Collect each line holding the string "DISTRICT".

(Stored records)
##########

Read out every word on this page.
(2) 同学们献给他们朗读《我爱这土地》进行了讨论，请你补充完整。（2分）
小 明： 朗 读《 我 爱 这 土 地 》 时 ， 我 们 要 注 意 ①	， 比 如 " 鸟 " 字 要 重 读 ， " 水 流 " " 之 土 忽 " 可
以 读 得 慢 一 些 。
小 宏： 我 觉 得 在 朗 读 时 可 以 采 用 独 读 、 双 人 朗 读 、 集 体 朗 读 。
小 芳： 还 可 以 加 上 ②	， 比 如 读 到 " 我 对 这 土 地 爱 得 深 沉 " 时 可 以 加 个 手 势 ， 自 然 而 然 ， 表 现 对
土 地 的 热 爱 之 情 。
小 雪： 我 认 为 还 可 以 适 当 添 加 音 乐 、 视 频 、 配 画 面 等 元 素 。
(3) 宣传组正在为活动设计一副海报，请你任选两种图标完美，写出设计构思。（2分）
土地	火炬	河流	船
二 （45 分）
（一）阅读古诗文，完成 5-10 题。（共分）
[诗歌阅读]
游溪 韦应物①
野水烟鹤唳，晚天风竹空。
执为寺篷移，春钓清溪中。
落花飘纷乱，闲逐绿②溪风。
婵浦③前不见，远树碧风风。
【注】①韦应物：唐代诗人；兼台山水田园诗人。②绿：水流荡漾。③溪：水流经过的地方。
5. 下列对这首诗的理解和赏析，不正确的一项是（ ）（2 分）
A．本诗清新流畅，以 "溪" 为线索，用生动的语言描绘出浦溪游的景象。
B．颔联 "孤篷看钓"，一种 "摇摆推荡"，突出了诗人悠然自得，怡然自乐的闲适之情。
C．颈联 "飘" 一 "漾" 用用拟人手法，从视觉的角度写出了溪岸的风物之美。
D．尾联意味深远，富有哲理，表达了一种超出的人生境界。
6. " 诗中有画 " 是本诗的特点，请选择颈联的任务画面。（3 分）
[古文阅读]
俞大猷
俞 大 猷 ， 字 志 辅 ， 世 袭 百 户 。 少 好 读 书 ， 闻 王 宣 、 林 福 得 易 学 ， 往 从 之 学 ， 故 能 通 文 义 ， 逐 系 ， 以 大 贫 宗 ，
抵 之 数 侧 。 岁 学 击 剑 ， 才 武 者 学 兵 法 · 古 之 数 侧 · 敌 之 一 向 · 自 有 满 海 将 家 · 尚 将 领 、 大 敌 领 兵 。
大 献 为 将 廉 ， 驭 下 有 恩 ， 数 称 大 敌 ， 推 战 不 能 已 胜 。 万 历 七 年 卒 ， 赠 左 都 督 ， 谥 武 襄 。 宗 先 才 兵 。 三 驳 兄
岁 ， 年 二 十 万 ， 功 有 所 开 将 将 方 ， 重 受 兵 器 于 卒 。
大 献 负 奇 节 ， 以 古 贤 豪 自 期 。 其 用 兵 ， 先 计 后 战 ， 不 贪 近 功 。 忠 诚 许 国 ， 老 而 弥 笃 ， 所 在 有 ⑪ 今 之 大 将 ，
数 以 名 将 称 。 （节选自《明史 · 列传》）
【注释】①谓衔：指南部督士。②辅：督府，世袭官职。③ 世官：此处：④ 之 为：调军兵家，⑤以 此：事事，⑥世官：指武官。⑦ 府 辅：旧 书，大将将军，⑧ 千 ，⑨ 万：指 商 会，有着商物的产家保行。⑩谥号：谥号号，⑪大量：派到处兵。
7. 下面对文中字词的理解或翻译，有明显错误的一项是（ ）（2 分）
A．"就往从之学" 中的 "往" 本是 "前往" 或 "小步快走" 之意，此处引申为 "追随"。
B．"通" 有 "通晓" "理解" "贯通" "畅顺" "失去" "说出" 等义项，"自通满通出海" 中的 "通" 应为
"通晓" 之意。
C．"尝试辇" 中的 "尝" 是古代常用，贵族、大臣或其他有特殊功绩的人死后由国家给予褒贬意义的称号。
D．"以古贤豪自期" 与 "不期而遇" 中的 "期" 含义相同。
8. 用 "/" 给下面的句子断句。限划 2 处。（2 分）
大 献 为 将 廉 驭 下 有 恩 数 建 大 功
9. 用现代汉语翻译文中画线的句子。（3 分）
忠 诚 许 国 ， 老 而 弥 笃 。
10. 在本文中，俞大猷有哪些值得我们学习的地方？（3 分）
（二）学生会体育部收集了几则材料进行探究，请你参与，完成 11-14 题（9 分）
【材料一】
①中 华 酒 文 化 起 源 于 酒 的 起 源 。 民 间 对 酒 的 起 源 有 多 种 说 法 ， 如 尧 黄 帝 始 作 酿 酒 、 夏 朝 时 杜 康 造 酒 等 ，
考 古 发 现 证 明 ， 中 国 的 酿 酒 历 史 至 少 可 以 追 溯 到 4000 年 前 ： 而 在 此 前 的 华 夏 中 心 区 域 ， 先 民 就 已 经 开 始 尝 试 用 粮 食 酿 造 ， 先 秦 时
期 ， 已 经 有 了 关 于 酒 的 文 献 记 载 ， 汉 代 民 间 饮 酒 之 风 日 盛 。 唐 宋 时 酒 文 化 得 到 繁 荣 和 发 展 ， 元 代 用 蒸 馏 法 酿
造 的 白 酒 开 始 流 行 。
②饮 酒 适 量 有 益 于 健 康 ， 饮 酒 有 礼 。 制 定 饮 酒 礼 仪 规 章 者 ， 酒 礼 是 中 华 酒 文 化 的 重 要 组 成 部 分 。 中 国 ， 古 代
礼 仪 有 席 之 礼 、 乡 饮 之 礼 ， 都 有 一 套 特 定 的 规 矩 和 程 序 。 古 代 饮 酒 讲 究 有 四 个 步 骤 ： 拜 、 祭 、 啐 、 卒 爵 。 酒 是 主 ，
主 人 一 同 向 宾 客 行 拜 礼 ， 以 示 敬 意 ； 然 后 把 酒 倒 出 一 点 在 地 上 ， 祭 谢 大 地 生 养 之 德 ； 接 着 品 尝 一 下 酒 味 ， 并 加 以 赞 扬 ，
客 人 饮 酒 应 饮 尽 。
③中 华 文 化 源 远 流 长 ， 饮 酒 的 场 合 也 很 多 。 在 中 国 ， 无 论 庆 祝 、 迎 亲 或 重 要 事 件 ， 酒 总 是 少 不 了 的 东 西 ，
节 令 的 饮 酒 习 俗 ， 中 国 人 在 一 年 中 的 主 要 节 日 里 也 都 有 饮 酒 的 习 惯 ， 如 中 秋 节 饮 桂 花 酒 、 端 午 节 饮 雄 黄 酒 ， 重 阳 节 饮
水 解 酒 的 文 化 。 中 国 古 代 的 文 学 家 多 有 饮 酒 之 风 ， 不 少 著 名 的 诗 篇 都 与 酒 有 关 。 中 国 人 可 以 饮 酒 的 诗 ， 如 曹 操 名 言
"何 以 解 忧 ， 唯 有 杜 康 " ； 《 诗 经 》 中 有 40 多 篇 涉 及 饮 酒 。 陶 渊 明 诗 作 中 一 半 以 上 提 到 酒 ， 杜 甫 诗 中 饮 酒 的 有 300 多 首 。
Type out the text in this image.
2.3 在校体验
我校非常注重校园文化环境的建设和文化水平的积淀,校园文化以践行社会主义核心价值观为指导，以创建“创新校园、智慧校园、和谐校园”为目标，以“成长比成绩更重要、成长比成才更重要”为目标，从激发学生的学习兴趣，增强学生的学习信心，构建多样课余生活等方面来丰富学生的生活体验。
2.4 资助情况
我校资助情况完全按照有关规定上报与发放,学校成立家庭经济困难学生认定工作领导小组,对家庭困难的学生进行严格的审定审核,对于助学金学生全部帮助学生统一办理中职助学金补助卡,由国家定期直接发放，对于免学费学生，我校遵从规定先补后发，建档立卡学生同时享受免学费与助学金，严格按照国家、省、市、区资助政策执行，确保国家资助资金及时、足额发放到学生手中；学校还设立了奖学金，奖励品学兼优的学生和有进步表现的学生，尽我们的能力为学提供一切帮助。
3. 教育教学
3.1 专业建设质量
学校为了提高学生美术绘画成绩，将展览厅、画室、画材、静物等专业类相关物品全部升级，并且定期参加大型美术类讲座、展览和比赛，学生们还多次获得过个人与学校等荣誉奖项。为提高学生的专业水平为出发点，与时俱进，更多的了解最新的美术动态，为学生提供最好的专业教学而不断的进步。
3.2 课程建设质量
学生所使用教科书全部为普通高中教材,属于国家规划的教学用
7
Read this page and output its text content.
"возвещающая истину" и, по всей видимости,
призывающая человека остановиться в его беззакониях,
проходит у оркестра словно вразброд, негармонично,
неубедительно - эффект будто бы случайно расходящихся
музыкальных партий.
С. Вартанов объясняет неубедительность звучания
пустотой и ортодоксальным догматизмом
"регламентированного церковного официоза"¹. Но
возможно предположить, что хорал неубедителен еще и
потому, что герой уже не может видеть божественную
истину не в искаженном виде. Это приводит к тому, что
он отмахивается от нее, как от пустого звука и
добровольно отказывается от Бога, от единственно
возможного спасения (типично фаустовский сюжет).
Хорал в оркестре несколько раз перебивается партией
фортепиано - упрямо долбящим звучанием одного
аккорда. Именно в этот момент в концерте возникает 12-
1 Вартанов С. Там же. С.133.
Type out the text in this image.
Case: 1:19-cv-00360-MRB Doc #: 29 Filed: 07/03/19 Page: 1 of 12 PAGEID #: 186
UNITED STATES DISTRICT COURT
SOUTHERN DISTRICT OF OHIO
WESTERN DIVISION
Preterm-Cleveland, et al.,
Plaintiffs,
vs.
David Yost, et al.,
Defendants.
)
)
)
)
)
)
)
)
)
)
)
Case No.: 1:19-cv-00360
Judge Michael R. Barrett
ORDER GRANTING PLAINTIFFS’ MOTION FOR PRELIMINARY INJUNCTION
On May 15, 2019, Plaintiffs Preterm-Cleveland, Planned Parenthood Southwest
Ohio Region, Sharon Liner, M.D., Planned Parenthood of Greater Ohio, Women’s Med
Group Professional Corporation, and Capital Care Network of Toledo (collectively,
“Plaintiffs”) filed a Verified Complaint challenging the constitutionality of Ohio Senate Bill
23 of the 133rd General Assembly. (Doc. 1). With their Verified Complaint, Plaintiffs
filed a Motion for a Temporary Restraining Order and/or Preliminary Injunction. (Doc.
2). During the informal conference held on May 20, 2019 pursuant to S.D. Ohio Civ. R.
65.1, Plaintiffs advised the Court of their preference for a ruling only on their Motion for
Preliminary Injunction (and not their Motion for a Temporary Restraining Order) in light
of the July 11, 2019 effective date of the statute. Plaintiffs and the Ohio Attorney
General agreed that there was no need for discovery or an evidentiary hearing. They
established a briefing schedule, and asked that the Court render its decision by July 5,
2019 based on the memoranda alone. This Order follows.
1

##########

» OUTPUT BELOW
UNITED STATES DISTRICT COURT
SOUTHERN DISTRICT OF OHIO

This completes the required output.